**Aim**
Reproduce verbatim every line of the material between the line holding "text-segment: 0.67 ±" and the line holding "text-segment: 26.62 ±", inclusive.

(Records from a dataset)
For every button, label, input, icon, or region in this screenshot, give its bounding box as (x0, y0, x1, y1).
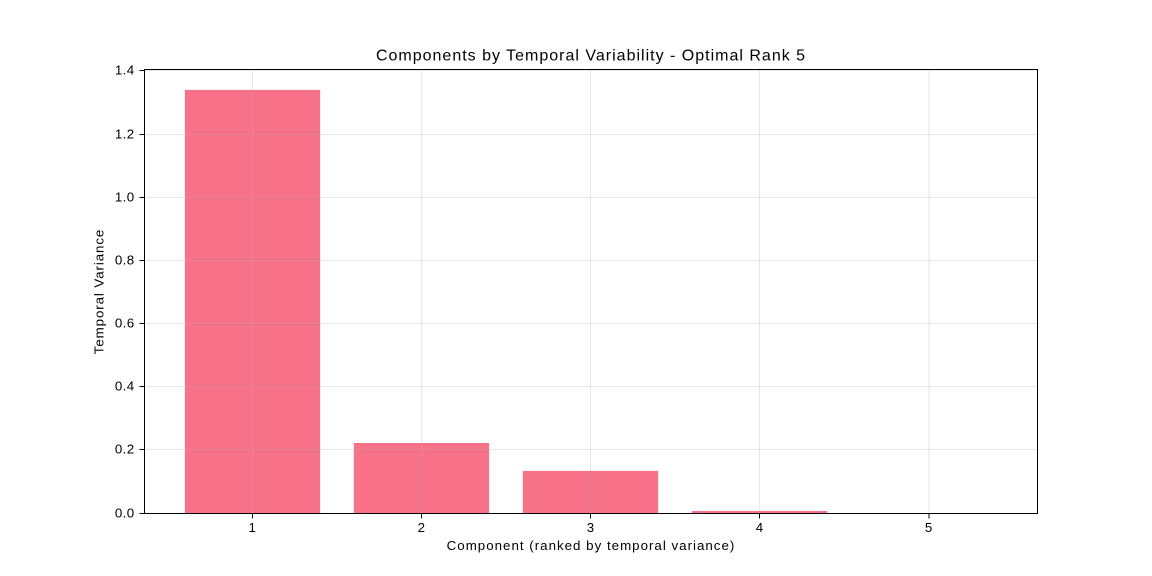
svg-text:0.0: 0.0 (115, 506, 135, 521)
svg-text:1.2: 1.2 (115, 127, 135, 142)
svg-text:5: 5 (925, 520, 932, 535)
svg-text:1.0: 1.0 (115, 190, 135, 205)
svg-text:4: 4 (756, 520, 764, 535)
svg-text:0.6: 0.6 (115, 316, 135, 331)
svg-text:1.4: 1.4 (115, 63, 135, 78)
svg-text:Components by Temporal Variabi: Components by Temporal Variability - Opt… (376, 48, 806, 65)
svg-text:0.8: 0.8 (115, 253, 135, 268)
svg-text:0.4: 0.4 (115, 379, 135, 394)
svg-text:Component (ranked by temporal: Component (ranked by temporal variance) (447, 538, 736, 553)
svg-text:1: 1 (248, 520, 255, 535)
svg-text:2: 2 (418, 520, 425, 535)
svg-text:0.2: 0.2 (115, 442, 135, 457)
svg-text:3: 3 (587, 520, 594, 535)
svg-text:Temporal Variance: Temporal Variance (92, 229, 107, 354)
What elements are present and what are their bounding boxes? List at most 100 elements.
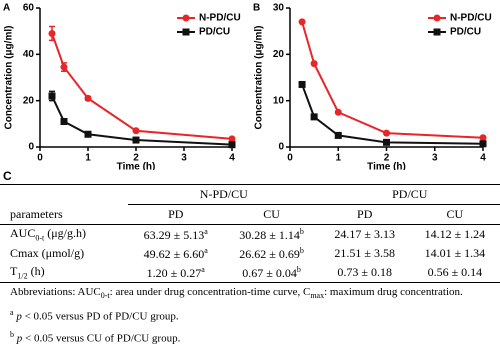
text-segment: 0.67 ± 0.04 [242, 265, 297, 280]
table-cell: 63.29 ± 5.13a [128, 225, 223, 245]
header-cell: parameters [0, 205, 128, 225]
legend-marker [433, 28, 441, 36]
text-segment: (h) [27, 264, 45, 279]
text-segment: PD [357, 207, 373, 221]
header-cell: CU [223, 205, 319, 225]
text-segment: PD [168, 207, 184, 221]
table-cell: 14.12 ± 1.24 [410, 225, 500, 245]
header-cell: PD [320, 205, 410, 225]
x-tick-label: 2 [384, 153, 390, 164]
text-segment: 26.62 ± 0.69 [239, 246, 300, 261]
y-tick-label: 0 [28, 142, 34, 153]
marker [48, 29, 56, 37]
table-cell: 24.17 ± 3.13 [320, 225, 410, 245]
text-segment: a [204, 245, 208, 255]
legend-label: PD/CU [450, 27, 481, 38]
marker [479, 134, 487, 142]
y-tick-label: 40 [23, 49, 35, 60]
header-cell: CU [410, 205, 500, 225]
text-segment: (μg/g.h) [44, 226, 86, 241]
group-header: PD/CU [319, 184, 500, 205]
x-tick-label: 4 [480, 153, 486, 164]
marker [60, 63, 68, 71]
legend-label: N-PD/CU [450, 13, 492, 24]
marker [84, 94, 92, 102]
x-tick-label: 2 [133, 153, 139, 164]
y-tick-label: 60 [23, 3, 35, 14]
y-tick-label: 20 [23, 95, 35, 106]
text-segment: 1.20 ± 0.27 [146, 265, 202, 280]
text-segment: 24.17 ± 3.13 [334, 227, 395, 241]
text-segment: 0-t [35, 233, 45, 243]
text-segment: CU [263, 207, 280, 221]
series-line [51, 33, 233, 140]
text-segment: 0.56 ± 0.14 [427, 265, 483, 279]
y-tick-label: 20 [273, 49, 285, 60]
x-tick-label: 1 [335, 153, 341, 164]
legend-label: N-PD/CU [199, 13, 241, 24]
text-segment: b [299, 245, 304, 255]
y-tick-label: 30 [273, 3, 285, 14]
panel-label: A [3, 3, 10, 14]
data-row: T1/2 (h) 1.20 ± 0.27a 0.67 ± 0.04b 0.73 ± 0… [0, 263, 500, 283]
legend-label: PD/CU [199, 27, 230, 38]
text-segment: 14.01 ± 1.34 [424, 246, 486, 260]
x-tick-label: 0 [287, 153, 293, 164]
text-segment: b [299, 226, 304, 236]
x-tick-label: 3 [432, 153, 438, 164]
y-tick-label: 10 [273, 95, 285, 106]
text-segment: a [204, 226, 208, 236]
marker [132, 136, 140, 144]
marker [60, 118, 68, 126]
text-segment: 1/2 [17, 271, 28, 281]
empty-cell [0, 185, 128, 205]
y-axis-title: Concentration (μg/ml) [254, 26, 265, 130]
table-cell: 26.62 ± 0.69b [223, 244, 319, 263]
marker [310, 60, 318, 68]
text-segment: b [10, 329, 14, 339]
legend-marker [182, 28, 190, 36]
series-line [301, 21, 484, 139]
text-segment: Abbreviations: AUC [10, 286, 101, 298]
marker [298, 18, 306, 26]
header-row: parameters PD CU PD CU [0, 205, 500, 225]
data-row: Cmax (μmol/g) 49.62 ± 6.60a 26.62 ± 0.69b 2… [0, 244, 500, 263]
note: b p < 0.05 versus CU of PD/CU group. [0, 327, 500, 347]
marker [228, 141, 236, 149]
text-segment: 63.29 ± 5.13 [143, 227, 205, 242]
text-segment: CU [446, 207, 464, 221]
text-segment: a [201, 264, 205, 274]
text-segment: Cmax (μmol/g) [10, 246, 85, 260]
marker [228, 135, 236, 143]
note: a p < 0.05 versus PD of PD/CU group. [0, 305, 500, 325]
y-tick-label: 0 [278, 142, 284, 153]
marker [334, 108, 342, 116]
x-axis-title: Time (h) [117, 162, 156, 170]
group-header: N-PD/CU [128, 184, 320, 205]
marker [383, 138, 390, 146]
table-cell: 21.51 ± 3.58 [320, 244, 410, 263]
marker [383, 129, 390, 137]
table-cell: 0.56 ± 0.14 [410, 263, 500, 283]
panel-label: C [3, 169, 12, 183]
x-tick-label: 1 [85, 153, 91, 164]
marker [334, 131, 342, 139]
table-cell: AUC0-t (μg/g.h) [0, 225, 128, 245]
table-cell: 49.62 ± 6.60a [128, 244, 223, 263]
marker [310, 113, 318, 121]
panel-label: B [253, 3, 260, 14]
table-cell: T1/2 (h) [0, 263, 128, 283]
data-row: AUC0-t (μg/g.h) 63.29 ± 5.13a 30.28 ± 1.14… [0, 225, 500, 245]
legend-marker [182, 14, 190, 22]
table-cell: Cmax (μmol/g) [0, 244, 128, 263]
text-segment: T [10, 264, 18, 279]
table-cell: 0.73 ± 0.18 [320, 263, 410, 283]
text-segment: 30.28 ± 1.14 [239, 227, 300, 242]
table-cell: 30.28 ± 1.14b [223, 225, 319, 245]
table-cell: 1.20 ± 0.27a [128, 263, 223, 283]
text-segment: 0.73 ± 0.18 [337, 265, 392, 279]
group-row: N-PD/CU PD/CU [0, 184, 500, 205]
text-segment: b [296, 264, 301, 274]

**Task solution**
text-segment: 0.67 ± 0.04 [242, 265, 297, 280]
table-cell: 63.29 ± 5.13a [128, 225, 223, 245]
header-cell: parameters [0, 205, 128, 225]
legend-marker [433, 28, 441, 36]
text-segment: (h) [27, 264, 45, 279]
text-segment: PD [357, 207, 373, 221]
header-cell: CU [223, 205, 319, 225]
text-segment: PD [168, 207, 184, 221]
table-cell: 14.12 ± 1.24 [410, 225, 500, 245]
header-cell: PD [320, 205, 410, 225]
x-tick-label: 2 [384, 153, 390, 164]
text-segment: 26.62 ± 0.69 [239, 246, 300, 261]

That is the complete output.